• GOAL OF THE EXERCISE
Every line below that mentions the word "распределения" should be copied out.

• MATERIALS PROVIDED
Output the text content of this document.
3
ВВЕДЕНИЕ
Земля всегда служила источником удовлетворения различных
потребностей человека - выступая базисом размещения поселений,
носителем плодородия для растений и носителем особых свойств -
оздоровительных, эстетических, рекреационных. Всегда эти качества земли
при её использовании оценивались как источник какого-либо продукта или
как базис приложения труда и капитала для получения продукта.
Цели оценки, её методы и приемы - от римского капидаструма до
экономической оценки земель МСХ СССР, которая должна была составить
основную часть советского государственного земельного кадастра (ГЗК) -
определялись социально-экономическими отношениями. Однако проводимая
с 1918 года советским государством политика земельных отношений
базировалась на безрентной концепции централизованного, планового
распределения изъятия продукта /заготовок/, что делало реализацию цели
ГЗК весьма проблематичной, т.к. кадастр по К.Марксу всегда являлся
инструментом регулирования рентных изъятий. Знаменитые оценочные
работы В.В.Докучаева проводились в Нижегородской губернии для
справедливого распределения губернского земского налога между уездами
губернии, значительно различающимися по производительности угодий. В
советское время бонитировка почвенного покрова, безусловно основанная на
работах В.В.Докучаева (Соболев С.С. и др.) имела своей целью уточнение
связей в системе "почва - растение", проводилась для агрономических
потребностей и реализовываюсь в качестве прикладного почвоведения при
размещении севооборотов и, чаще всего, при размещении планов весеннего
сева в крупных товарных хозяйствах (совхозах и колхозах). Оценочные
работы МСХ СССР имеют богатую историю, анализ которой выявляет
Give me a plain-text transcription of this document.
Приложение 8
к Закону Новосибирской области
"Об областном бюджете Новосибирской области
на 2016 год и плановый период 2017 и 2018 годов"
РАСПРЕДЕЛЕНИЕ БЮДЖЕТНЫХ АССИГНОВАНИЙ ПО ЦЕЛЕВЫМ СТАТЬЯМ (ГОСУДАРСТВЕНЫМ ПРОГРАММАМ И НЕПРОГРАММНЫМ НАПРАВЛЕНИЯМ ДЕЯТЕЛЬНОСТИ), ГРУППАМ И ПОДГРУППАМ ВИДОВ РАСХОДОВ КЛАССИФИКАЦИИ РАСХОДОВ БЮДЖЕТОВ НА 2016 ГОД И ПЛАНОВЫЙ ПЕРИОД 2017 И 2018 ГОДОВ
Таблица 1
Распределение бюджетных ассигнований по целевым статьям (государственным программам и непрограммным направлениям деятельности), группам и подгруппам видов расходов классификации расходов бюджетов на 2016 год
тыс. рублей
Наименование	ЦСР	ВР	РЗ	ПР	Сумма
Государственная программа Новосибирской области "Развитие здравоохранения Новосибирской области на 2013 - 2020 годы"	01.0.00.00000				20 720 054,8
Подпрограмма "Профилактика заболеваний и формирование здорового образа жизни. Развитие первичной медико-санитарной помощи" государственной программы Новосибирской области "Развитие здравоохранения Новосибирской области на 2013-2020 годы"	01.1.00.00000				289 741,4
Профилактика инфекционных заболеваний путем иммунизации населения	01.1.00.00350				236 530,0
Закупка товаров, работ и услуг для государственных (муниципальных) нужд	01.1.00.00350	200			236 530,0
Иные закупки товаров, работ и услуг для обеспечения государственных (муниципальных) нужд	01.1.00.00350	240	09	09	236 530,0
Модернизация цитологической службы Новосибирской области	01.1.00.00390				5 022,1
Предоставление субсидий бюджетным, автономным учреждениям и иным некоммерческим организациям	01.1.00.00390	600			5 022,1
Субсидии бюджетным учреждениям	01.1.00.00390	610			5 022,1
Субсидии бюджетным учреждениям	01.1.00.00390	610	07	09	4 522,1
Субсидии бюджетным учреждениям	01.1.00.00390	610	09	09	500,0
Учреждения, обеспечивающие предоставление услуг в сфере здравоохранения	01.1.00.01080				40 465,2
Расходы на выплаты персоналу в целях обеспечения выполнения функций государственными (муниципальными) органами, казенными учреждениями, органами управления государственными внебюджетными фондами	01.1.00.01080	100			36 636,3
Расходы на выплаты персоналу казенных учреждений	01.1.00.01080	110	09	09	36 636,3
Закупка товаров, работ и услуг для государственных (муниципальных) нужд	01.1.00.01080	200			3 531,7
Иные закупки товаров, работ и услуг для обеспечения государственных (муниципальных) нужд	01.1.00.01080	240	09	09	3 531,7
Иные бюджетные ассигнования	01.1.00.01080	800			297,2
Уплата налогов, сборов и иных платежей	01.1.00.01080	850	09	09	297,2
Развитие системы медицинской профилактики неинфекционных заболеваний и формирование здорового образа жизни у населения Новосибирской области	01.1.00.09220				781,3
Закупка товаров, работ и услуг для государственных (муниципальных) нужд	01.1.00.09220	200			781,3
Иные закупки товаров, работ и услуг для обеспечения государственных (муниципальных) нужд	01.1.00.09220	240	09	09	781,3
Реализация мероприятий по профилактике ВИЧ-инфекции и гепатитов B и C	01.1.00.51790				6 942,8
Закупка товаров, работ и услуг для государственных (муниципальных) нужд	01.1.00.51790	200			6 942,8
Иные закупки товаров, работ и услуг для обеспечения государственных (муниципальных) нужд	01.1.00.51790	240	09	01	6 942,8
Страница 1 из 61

• SOLUTION TO THIS PROBLEM
распределения изъятия продукта /заготовок/, что делало реализацию цели
справедливого распределения губернского земского налога между уездами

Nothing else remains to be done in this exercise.